------ Source material

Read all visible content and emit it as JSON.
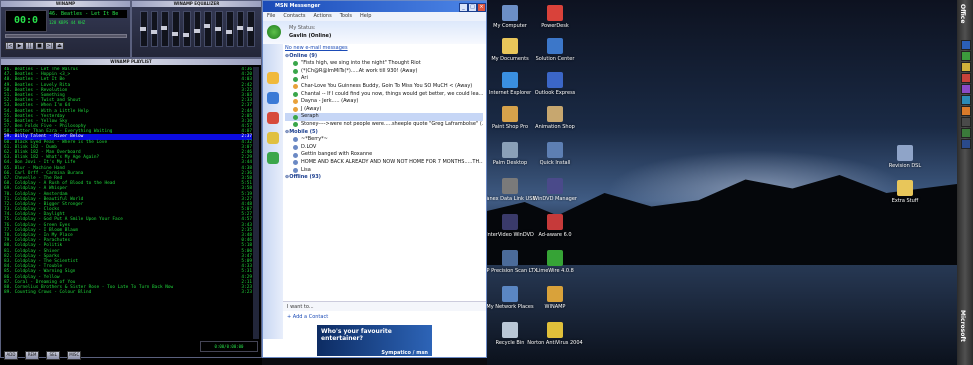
{
  "winamp": {
    "main_title": "WINAMP",
    "eq_title": "WINAMP EQUALIZER",
    "time": "00:0",
    "song": "46. Beatles - Let It Be",
    "kbps": "128 KBPS 44 KHZ",
    "buttons": [
      "|<",
      "▶",
      "||",
      "■",
      ">|",
      "⏏"
    ],
    "eq_levels": [
      0.5,
      0.4,
      0.55,
      0.35,
      0.3,
      0.45,
      0.6,
      0.5,
      0.4,
      0.55,
      0.5
    ],
    "playlist_title": "WINAMP PLAYLIST",
    "playlist": [
      {
        "t": "46. Beatles - Let The Walrus",
        "d": "4:36"
      },
      {
        "t": "47. Beatles - Hoppin <3_>",
        "d": "4:20"
      },
      {
        "t": "48. Beatles - Let It Be",
        "d": "4:03"
      },
      {
        "t": "49. Beatles - Lovely Rita",
        "d": "2:42"
      },
      {
        "t": "50. Beatles - Revolution",
        "d": "3:22"
      },
      {
        "t": "51. Beatles - Something",
        "d": "3:03"
      },
      {
        "t": "52. Beatles - Twist and Shout",
        "d": "2:33"
      },
      {
        "t": "53. Beatles - When I'm 64",
        "d": "2:37"
      },
      {
        "t": "54. Beatles - With a Little Help",
        "d": "2:44"
      },
      {
        "t": "55. Beatles - Yesterday",
        "d": "2:05"
      },
      {
        "t": "56. Beatles - Yellow Sky",
        "d": "3:10"
      },
      {
        "t": "57. Ben Folds Five - Philosophy",
        "d": "4:57"
      },
      {
        "t": "58. Better Than Ezra - Everything Waiting",
        "d": "4:07"
      },
      {
        "t": "59. Billy Talent - River Below",
        "d": "2:37"
      },
      {
        "t": "60. Black Eyed Peas - Where is the Love",
        "d": "4:32"
      },
      {
        "t": "61. Blink 182 - Dumb",
        "d": "3:07"
      },
      {
        "t": "62. Blink 182 - Man Overboard",
        "d": "2:46"
      },
      {
        "t": "63. Blink 182 - What's My Age Again?",
        "d": "2:29"
      },
      {
        "t": "64. Bon Jovi - It's My Life",
        "d": "3:44"
      },
      {
        "t": "65. Blur - Machine Hand",
        "d": "4:38"
      },
      {
        "t": "66. Carl Orff - Carmina Burana",
        "d": "2:36"
      },
      {
        "t": "67. Chevelle - The Red",
        "d": "3:58"
      },
      {
        "t": "68. Coldplay - A Rush of Blood to the Head",
        "d": "5:51"
      },
      {
        "t": "69. Coldplay - A Whisper",
        "d": "3:58"
      },
      {
        "t": "70. Coldplay - Amsterdam",
        "d": "5:19"
      },
      {
        "t": "71. Coldplay - Beautiful World",
        "d": "3:27"
      },
      {
        "t": "72. Coldplay - Bigger Stronger",
        "d": "4:48"
      },
      {
        "t": "73. Coldplay - Clocks",
        "d": "5:07"
      },
      {
        "t": "74. Coldplay - Daylight",
        "d": "5:27"
      },
      {
        "t": "75. Coldplay - God Put A Smile Upon Your Face",
        "d": "4:57"
      },
      {
        "t": "76. Coldplay - Green Eyes",
        "d": "3:43"
      },
      {
        "t": "77. Coldplay - I Bloom Blaum",
        "d": "2:35"
      },
      {
        "t": "78. Coldplay - In My Place",
        "d": "3:48"
      },
      {
        "t": "79. Coldplay - Parachutes",
        "d": "0:46"
      },
      {
        "t": "80. Coldplay - Politik",
        "d": "5:18"
      },
      {
        "t": "81. Coldplay - Shiver",
        "d": "5:00"
      },
      {
        "t": "82. Coldplay - Sparks",
        "d": "3:47"
      },
      {
        "t": "83. Coldplay - The Scientist",
        "d": "5:09"
      },
      {
        "t": "84. Coldplay - Trouble",
        "d": "4:33"
      },
      {
        "t": "85. Coldplay - Warning Sign",
        "d": "5:31"
      },
      {
        "t": "86. Coldplay - Yellow",
        "d": "4:29"
      },
      {
        "t": "87. Coral - Dreaming of You",
        "d": "2:11"
      },
      {
        "t": "88. Cornelius Brothers & Sister Rose - Too Late To Turn Back Now",
        "d": "3:23"
      },
      {
        "t": "89. Counting Crows - Colour Blind",
        "d": "3:23"
      }
    ],
    "selected_index": 13,
    "bottom_buttons": [
      "ADD",
      "REM",
      "SEL",
      "MISC"
    ],
    "pl_time": "0:00/0:00:00"
  },
  "msn": {
    "title": "MSN Messenger",
    "menu": [
      "File",
      "Contacts",
      "Actions",
      "Tools",
      "Help"
    ],
    "status_label": "My Status:",
    "user": "Gavlin (Online)",
    "email_link": "No new e-mail messages",
    "groups": [
      {
        "name": "Online (9)",
        "contacts": [
          "\"Fists high, we sing into the night\" Thought Riot",
          "(*)Ch@R@ImMiTs(*).....At work till 930! (Away)",
          "Ari",
          "Char-Love You Guinness Buddy, Goin To Miss You SO MuCH < (Away)",
          "Chantal -- If I could find you now, things would get better, we could lea...",
          "Dayna - Jerk..... (Away)",
          "J (Away)",
          "Seraph",
          "Stoney---->were not people were.....sheeple quote \"Greg Laframbolse\" (..."
        ]
      },
      {
        "name": "Mobile (5)",
        "contacts": [
          "~*Berry*~",
          "D.LOV",
          "Gettin banged with Roxanne",
          "HOME AND BACK ALREADY AND NOW NOT HOME FOR 7 MONTHS.....TH...",
          "Lisa"
        ]
      },
      {
        "name": "Offline (93)",
        "contacts": []
      }
    ],
    "selected_contact": "Seraph",
    "i_want_to": "I want to...",
    "add_contact": "Add a Contact",
    "ad_text": "Who's your favourite entertainer?",
    "ad_brand": "Sympatico / msn"
  },
  "desktop": {
    "icons": [
      {
        "label": "My Computer",
        "color": "#6c8fc6"
      },
      {
        "label": "PowerDesk",
        "color": "#d9423a"
      },
      {
        "label": "My Documents",
        "color": "#e8c65a"
      },
      {
        "label": "Solution Center",
        "color": "#3c77c9"
      },
      {
        "label": "Internet Explorer",
        "color": "#3a8fe0"
      },
      {
        "label": "Outlook Express",
        "color": "#3b66c7"
      },
      {
        "label": "Paint Shop Pro",
        "color": "#d6a24b"
      },
      {
        "label": "Animation Shop",
        "color": "#c7a76f"
      },
      {
        "label": "Palm Desktop",
        "color": "#8aa0b8"
      },
      {
        "label": "Quick Install",
        "color": "#5d7fb3"
      },
      {
        "label": "Tanex Data Link USB",
        "color": "#7a7a7a"
      },
      {
        "label": "WinDVD Manager",
        "color": "#4a4a8a"
      },
      {
        "label": "InterVideo WinDVD",
        "color": "#3a3a6a"
      },
      {
        "label": "Ad-aware 6.0",
        "color": "#c63a3a"
      },
      {
        "label": "HP Precision Scan LTX",
        "color": "#4b6b9a"
      },
      {
        "label": "LimeWire 4.0.8",
        "color": "#36a336"
      },
      {
        "label": "My Network Places",
        "color": "#5a86c2"
      },
      {
        "label": "WINAMP",
        "color": "#d9a23a"
      },
      {
        "label": "Recycle Bin",
        "color": "#b9c7d6"
      },
      {
        "label": "Norton AntiVirus 2004",
        "color": "#e0c03a"
      },
      {
        "label": "Revision DSL",
        "color": "#8fa4c8"
      },
      {
        "label": "Extra Stuff",
        "color": "#e8c65a"
      }
    ]
  },
  "officebar": {
    "top_label": "Office",
    "bottom_label": "Microsoft",
    "icons": [
      "#2b5fb7",
      "#3c9a3c",
      "#d2b23a",
      "#c9423a",
      "#8a4ac7",
      "#2b8ab7",
      "#d97a2a",
      "#4a4a4a",
      "#3a7a3a",
      "#2a4a8a"
    ]
  }
}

------------

**Problem description**: Select all lines with the word "Away" from the entries above.

**Task output**:
          "(*)Ch@R@ImMiTs(*).....At work till 930! (Away)",
          "Char-Love You Guinness Buddy, Goin To Miss You SO MuCH < (Away)",
          "Dayna - Jerk..... (Away)",
          "J (Away)",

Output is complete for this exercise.